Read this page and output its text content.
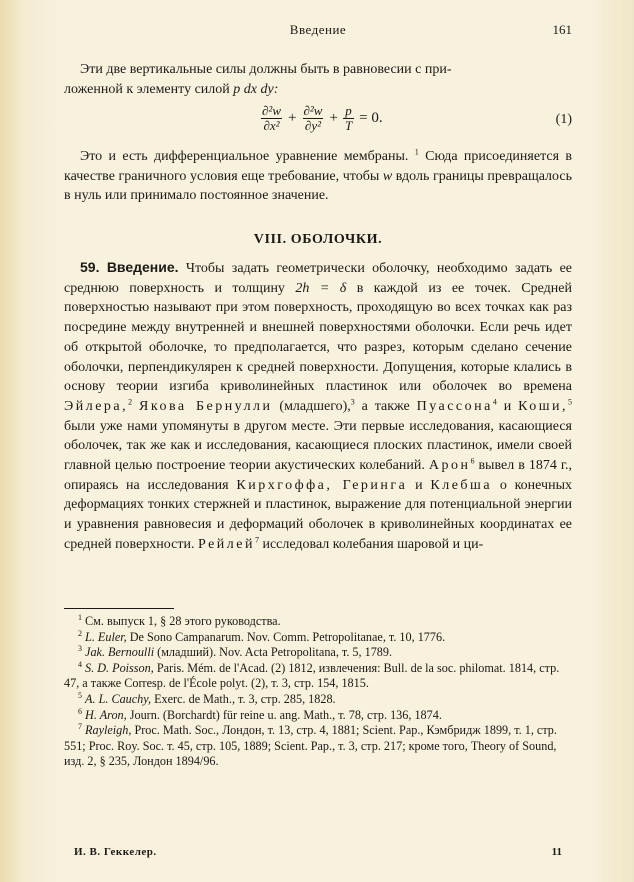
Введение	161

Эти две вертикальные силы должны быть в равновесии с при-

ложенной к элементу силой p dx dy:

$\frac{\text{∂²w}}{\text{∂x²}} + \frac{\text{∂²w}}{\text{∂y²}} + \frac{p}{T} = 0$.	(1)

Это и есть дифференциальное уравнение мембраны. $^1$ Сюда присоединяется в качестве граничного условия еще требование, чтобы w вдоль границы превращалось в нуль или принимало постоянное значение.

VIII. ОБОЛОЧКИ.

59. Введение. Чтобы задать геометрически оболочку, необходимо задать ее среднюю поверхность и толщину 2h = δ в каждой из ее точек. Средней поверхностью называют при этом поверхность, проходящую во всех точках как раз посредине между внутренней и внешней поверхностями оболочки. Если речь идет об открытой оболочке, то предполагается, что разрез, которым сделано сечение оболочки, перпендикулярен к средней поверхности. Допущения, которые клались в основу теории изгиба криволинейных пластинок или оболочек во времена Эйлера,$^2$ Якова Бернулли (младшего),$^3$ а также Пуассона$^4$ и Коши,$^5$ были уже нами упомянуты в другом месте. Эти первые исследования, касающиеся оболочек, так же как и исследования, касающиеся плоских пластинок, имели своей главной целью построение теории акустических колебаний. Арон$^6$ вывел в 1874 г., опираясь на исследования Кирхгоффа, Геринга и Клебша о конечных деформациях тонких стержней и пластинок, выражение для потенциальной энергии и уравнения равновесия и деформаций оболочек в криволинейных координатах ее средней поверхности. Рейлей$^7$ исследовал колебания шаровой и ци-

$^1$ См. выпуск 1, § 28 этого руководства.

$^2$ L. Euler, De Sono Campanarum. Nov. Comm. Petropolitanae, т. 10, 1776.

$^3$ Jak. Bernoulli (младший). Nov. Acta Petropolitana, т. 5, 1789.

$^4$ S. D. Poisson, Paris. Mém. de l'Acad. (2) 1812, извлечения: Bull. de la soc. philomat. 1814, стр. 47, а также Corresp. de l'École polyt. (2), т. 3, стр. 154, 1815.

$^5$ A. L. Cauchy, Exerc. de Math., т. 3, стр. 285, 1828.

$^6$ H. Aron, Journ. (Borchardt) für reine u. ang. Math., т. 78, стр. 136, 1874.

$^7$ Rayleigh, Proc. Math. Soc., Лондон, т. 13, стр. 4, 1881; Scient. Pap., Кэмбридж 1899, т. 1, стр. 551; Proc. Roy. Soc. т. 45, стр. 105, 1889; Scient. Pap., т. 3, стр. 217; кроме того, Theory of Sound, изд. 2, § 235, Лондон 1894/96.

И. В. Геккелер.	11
====
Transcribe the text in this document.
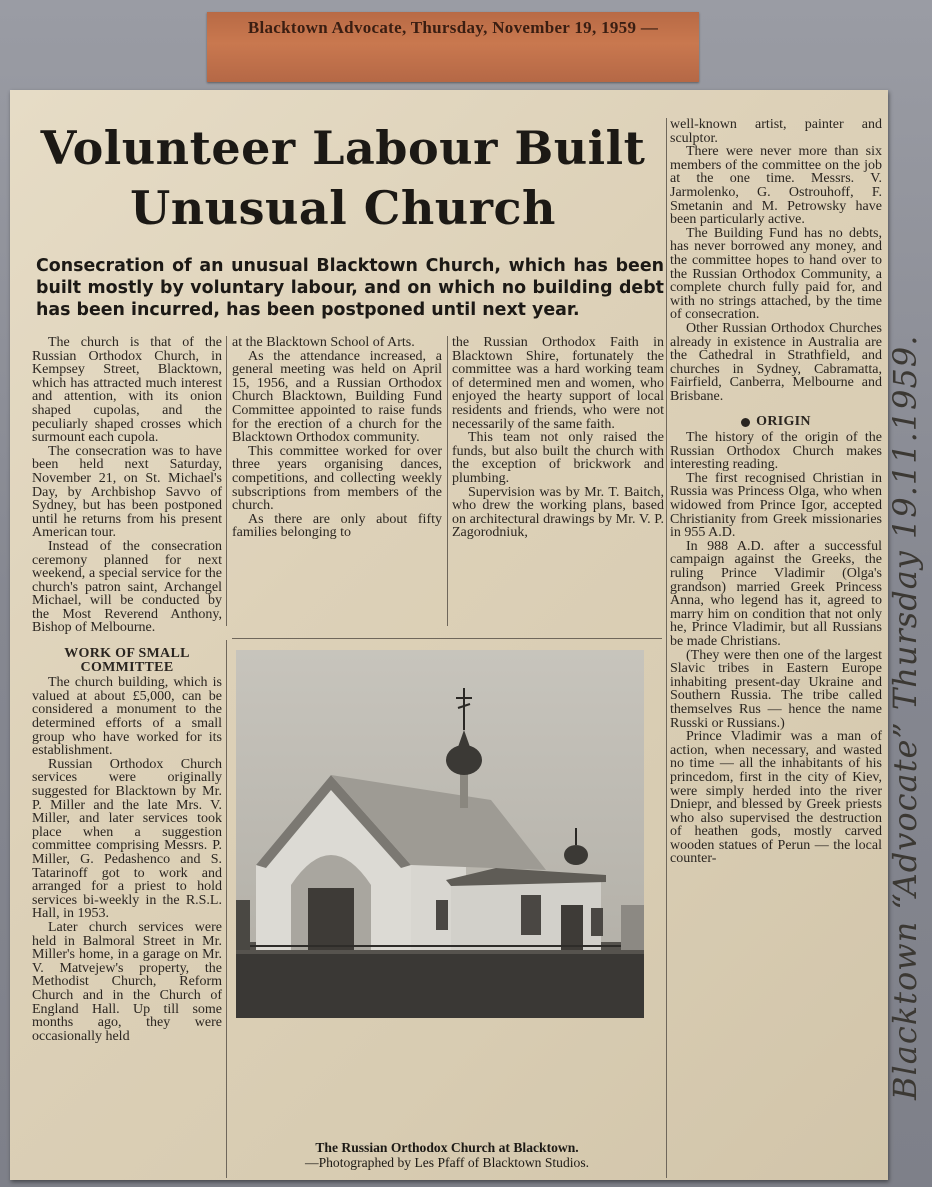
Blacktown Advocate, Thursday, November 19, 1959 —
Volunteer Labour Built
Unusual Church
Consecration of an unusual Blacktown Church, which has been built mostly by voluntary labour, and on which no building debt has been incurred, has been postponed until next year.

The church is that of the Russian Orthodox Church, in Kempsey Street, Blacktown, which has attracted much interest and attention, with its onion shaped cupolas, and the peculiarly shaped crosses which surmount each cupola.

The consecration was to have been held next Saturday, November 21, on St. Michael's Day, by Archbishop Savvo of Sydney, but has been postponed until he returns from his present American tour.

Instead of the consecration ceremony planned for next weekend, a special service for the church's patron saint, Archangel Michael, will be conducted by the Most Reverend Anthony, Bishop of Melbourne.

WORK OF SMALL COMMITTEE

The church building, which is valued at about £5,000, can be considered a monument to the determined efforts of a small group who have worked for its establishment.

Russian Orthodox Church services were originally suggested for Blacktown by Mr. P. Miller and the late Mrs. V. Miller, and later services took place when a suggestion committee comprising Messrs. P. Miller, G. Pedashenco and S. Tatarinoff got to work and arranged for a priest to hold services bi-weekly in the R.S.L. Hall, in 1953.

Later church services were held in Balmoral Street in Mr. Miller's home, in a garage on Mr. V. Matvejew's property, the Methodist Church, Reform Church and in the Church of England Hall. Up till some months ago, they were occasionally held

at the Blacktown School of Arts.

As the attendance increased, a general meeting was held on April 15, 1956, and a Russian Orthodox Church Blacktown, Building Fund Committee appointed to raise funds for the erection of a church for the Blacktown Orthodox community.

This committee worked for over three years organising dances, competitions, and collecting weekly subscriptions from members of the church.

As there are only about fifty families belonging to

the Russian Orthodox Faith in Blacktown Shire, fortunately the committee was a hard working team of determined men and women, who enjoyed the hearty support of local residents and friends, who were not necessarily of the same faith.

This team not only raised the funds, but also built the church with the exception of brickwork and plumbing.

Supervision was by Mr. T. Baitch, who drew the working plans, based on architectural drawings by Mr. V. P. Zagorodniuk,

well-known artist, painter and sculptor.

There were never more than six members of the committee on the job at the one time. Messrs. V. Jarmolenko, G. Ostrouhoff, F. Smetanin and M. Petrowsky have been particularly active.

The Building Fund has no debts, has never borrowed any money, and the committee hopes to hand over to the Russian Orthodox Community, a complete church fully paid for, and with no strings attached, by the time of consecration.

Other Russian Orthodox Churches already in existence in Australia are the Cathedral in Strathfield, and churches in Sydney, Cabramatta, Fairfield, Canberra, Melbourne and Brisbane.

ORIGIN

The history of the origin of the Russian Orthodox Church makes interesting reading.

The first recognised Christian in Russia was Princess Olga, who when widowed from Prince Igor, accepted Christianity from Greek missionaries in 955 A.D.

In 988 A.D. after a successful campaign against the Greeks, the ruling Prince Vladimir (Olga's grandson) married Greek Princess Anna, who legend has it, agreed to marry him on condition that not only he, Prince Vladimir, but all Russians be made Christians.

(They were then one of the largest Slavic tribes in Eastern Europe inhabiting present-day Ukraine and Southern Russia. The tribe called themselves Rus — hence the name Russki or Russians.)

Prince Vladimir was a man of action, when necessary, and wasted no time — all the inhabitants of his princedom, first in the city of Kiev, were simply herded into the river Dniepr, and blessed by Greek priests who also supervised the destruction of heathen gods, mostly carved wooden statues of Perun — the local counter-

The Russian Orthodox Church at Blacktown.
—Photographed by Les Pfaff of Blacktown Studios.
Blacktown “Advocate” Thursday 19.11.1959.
====
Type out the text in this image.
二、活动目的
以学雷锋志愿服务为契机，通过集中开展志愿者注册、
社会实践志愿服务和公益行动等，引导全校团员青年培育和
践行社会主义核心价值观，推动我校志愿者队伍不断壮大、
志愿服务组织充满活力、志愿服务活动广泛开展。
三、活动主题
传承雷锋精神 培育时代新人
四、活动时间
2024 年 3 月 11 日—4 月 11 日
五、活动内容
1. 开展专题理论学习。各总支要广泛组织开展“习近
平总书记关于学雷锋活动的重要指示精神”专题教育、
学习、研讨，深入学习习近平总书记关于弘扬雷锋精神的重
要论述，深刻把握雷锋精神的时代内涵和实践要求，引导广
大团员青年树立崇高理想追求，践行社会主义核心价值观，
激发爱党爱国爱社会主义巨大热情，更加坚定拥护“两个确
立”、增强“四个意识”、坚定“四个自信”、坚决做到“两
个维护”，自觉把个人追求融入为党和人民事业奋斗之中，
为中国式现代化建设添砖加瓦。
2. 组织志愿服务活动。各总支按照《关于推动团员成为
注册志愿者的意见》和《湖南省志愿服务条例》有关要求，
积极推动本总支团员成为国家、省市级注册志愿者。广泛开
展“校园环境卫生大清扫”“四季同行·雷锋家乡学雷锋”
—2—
====
# Given instruction
From the entries, report each line that includes the word "over".

# Worked solution
This committee worked for over three years organising dances, competitions, and collecting weekly subscriptions from members of the church.
The Building Fund has no debts, has never borrowed any money, and the committee hopes to hand over to the Russian Orthodox Community, a complete church fully paid for, and with no strings attached, by the time of consecration.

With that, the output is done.